------ DATA EXCERPTS
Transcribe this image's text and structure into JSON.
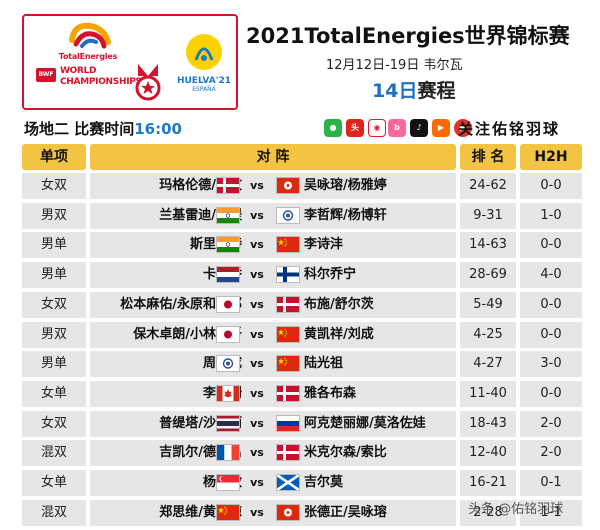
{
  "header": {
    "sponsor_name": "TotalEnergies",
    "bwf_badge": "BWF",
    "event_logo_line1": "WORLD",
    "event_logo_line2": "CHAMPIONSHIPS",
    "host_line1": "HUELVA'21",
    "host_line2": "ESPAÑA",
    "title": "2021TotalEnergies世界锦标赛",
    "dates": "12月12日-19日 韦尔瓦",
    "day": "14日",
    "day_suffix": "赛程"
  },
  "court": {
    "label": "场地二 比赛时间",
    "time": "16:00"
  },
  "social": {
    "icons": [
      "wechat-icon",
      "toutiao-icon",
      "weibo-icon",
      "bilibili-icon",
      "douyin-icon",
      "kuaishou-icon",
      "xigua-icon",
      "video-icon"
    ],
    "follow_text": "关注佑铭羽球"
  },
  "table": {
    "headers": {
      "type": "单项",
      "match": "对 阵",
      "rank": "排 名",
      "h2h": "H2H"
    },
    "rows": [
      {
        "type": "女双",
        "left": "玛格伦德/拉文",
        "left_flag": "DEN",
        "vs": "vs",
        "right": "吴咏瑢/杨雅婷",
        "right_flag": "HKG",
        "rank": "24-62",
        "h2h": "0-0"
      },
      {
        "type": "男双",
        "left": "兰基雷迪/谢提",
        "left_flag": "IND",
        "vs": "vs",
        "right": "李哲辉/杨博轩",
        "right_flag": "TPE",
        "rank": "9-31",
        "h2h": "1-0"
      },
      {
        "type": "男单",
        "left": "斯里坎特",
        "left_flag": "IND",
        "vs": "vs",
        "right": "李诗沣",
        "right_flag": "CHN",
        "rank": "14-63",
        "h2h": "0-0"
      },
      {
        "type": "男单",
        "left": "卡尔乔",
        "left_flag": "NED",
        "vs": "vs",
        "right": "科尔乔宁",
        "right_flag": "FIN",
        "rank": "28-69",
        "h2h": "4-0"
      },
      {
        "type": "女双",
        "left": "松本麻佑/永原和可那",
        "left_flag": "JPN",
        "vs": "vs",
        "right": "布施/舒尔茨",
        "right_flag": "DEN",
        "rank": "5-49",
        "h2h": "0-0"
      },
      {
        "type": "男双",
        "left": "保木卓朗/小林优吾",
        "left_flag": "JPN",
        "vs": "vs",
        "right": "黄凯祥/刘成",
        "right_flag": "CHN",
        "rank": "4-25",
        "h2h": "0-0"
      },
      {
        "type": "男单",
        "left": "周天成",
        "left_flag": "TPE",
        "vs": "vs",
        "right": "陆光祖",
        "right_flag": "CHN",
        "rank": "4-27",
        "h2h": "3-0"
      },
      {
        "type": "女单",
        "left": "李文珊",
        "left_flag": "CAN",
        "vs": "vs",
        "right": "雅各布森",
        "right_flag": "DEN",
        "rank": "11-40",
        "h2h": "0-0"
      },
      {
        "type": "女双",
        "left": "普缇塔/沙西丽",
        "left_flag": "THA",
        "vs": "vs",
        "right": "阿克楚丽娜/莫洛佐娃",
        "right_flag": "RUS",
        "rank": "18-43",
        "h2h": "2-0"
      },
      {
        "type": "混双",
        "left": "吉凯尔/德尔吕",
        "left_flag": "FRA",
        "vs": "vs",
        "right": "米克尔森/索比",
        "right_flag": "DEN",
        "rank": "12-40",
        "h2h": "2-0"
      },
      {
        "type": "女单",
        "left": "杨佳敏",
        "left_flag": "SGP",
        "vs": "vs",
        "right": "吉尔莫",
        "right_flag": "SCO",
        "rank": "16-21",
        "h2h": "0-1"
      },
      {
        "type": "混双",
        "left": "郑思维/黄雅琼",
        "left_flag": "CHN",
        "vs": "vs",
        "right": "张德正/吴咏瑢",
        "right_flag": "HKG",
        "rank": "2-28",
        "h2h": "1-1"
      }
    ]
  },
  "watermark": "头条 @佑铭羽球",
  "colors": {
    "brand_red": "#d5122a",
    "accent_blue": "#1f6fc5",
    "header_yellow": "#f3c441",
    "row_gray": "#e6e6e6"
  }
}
------------
------ DATA EXCERPTS
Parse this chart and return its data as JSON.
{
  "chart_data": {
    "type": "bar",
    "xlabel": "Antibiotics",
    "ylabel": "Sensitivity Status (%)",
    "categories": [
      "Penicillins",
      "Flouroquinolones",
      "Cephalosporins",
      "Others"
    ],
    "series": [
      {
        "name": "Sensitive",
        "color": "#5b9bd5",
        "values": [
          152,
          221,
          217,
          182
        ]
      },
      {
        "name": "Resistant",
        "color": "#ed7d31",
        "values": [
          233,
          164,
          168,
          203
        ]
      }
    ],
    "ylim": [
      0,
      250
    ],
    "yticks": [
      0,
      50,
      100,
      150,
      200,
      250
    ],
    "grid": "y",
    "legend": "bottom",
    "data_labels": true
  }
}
------------
------ DATA EXCERPTS
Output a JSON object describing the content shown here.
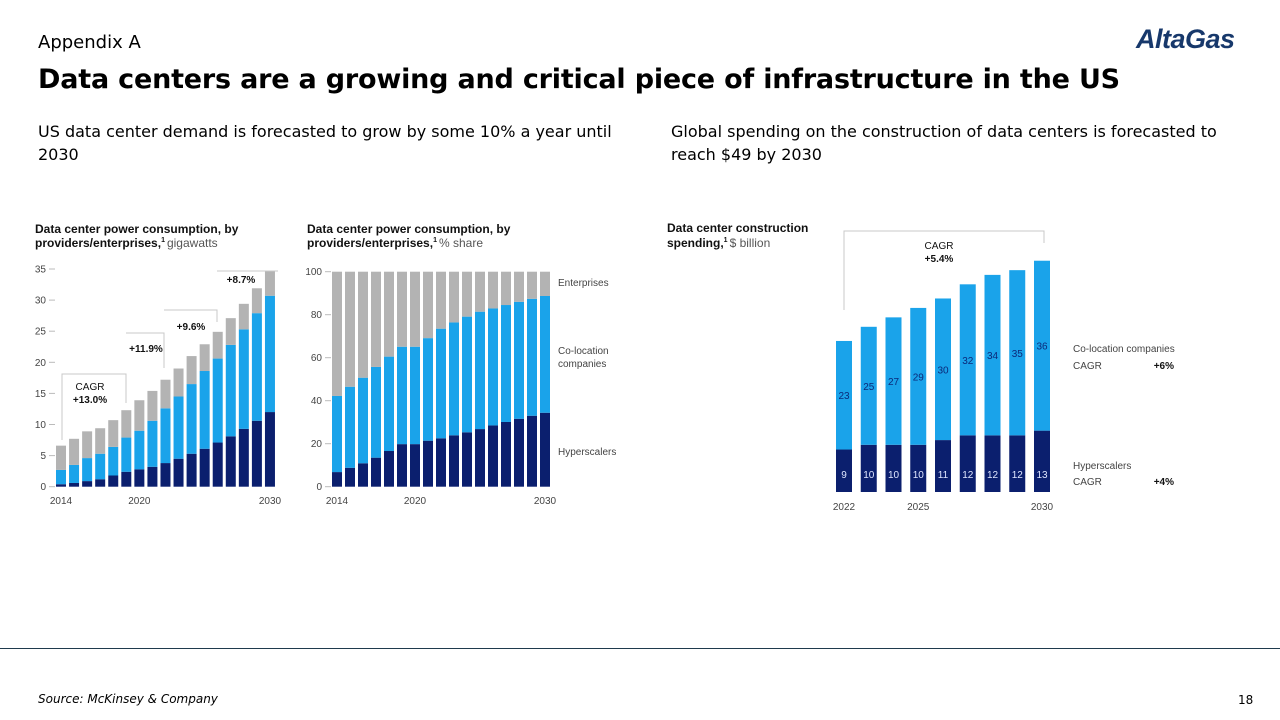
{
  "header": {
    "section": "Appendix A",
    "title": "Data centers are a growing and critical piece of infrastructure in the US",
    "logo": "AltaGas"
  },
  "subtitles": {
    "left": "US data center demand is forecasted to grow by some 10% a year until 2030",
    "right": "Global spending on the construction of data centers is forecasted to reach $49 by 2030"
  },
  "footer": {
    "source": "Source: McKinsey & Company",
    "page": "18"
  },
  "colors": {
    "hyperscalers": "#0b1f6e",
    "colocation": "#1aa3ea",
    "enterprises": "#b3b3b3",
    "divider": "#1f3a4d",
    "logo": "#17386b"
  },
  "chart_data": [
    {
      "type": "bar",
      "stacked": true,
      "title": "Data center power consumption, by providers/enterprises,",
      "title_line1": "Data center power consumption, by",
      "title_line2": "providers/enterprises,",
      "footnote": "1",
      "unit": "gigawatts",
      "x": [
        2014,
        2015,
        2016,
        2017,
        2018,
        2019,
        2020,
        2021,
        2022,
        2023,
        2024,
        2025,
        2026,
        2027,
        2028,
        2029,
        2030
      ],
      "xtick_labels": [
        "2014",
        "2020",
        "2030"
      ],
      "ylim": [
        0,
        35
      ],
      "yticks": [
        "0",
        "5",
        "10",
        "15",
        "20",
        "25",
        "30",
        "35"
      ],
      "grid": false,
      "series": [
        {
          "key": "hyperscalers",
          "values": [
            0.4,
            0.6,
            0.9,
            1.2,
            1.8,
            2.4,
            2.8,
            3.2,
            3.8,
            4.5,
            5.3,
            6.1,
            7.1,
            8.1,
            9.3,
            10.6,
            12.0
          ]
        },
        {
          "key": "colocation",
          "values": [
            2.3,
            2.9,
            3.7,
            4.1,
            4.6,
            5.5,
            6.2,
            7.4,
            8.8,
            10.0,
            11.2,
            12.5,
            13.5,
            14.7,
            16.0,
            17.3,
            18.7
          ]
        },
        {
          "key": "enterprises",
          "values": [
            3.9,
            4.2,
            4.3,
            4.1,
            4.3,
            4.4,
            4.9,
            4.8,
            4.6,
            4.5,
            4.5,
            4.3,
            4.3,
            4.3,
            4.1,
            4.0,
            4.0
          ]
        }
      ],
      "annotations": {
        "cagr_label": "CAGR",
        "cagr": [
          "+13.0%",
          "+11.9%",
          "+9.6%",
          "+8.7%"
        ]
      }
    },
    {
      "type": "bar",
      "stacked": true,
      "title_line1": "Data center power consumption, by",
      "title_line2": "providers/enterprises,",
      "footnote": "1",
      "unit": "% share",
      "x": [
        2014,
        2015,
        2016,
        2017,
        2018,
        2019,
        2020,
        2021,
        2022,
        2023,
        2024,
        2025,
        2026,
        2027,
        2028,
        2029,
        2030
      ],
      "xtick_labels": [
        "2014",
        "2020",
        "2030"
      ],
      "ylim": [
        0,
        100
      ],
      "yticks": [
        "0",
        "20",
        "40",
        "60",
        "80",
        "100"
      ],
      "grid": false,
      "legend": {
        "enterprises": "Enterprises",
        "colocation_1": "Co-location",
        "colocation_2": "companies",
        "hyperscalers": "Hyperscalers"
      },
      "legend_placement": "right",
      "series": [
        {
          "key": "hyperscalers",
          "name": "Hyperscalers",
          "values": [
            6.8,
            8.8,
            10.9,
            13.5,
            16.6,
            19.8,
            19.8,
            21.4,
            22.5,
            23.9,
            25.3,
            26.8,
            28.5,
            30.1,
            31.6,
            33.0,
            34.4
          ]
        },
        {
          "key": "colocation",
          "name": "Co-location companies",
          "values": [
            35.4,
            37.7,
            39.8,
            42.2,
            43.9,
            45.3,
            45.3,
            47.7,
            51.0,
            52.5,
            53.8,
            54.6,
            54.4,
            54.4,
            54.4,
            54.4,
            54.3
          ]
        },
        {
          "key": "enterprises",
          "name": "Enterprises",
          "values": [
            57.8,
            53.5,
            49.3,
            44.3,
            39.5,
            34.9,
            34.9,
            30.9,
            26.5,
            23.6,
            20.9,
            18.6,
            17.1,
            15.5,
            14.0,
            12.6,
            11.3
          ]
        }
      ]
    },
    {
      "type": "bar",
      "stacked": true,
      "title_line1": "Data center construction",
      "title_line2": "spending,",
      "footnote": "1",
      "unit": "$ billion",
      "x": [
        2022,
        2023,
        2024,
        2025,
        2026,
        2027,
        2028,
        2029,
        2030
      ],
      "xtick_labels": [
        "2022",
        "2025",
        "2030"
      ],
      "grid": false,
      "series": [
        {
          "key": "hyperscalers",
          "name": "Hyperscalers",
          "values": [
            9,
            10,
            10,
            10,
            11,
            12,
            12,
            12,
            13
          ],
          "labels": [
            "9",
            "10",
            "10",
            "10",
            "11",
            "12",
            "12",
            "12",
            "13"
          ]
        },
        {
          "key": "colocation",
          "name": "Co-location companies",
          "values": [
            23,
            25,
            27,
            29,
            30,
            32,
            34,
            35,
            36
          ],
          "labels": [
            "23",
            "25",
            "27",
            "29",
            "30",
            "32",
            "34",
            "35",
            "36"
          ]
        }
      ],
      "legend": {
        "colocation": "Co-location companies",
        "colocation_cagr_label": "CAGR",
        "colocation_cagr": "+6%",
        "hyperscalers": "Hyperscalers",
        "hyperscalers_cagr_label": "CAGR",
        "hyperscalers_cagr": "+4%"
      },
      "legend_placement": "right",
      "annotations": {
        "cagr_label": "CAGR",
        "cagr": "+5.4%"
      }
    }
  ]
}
------------
Find the lines above holding the word "JSON" and show them.

▶ **THE RESPONSE**
Transcribe this image's text and structure into JSON.
Parse this chart and return its data as JSON.
Output a JSON object describing the content shown here.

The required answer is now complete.